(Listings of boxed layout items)
==================================================

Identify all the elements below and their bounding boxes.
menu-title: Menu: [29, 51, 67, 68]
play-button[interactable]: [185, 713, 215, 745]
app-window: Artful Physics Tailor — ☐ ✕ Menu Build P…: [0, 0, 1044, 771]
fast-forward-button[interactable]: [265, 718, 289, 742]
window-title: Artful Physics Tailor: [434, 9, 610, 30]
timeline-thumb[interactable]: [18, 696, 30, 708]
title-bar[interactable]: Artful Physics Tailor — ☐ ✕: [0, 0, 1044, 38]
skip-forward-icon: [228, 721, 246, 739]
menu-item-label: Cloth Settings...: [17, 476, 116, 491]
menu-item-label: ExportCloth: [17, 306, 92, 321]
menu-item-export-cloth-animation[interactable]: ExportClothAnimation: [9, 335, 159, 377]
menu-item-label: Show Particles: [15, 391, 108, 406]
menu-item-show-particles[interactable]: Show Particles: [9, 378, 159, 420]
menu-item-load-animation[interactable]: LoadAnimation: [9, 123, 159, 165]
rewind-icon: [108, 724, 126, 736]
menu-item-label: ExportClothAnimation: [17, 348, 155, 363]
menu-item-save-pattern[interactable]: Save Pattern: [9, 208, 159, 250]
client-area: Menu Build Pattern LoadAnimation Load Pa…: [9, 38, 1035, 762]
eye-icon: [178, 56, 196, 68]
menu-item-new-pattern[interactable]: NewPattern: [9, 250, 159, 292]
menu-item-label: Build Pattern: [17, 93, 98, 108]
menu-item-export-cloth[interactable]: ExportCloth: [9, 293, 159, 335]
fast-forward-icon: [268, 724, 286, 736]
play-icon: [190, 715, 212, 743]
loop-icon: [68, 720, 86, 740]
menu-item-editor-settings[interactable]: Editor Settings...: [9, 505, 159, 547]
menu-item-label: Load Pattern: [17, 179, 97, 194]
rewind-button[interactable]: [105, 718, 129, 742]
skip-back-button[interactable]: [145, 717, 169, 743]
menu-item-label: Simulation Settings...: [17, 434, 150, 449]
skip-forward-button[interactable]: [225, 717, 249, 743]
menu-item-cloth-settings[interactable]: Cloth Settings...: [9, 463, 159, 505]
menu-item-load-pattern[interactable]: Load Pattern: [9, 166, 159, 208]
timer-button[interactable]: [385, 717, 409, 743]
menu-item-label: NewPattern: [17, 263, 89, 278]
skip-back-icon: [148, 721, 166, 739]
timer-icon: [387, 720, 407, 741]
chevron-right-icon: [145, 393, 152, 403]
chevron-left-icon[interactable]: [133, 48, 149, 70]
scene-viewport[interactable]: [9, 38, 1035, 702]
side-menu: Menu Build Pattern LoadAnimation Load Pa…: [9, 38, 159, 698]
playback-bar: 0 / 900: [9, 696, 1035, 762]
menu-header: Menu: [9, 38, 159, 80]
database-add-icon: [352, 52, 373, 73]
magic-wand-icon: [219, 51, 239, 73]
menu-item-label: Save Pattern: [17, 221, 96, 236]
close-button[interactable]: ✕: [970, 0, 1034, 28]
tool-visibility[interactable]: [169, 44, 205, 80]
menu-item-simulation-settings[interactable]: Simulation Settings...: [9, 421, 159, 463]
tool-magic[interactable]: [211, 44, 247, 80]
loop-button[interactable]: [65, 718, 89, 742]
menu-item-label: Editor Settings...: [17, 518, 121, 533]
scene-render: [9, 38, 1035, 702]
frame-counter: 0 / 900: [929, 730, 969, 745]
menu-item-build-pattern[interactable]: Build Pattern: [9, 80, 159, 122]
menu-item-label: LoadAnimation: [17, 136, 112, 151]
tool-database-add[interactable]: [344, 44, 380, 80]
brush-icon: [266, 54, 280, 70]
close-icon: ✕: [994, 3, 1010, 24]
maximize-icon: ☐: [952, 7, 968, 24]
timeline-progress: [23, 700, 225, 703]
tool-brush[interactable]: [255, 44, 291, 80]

==================================================

## The request
Report every line of the listing above that contains the string "ExportClothAnimation", copying each such line in full. Only matches with the same upper- and lowercase letters count.

## The response
menu-item-export-cloth-animation[interactable]: ExportClothAnimation: [9, 335, 159, 377]
menu-item-label: ExportClothAnimation: [17, 348, 155, 363]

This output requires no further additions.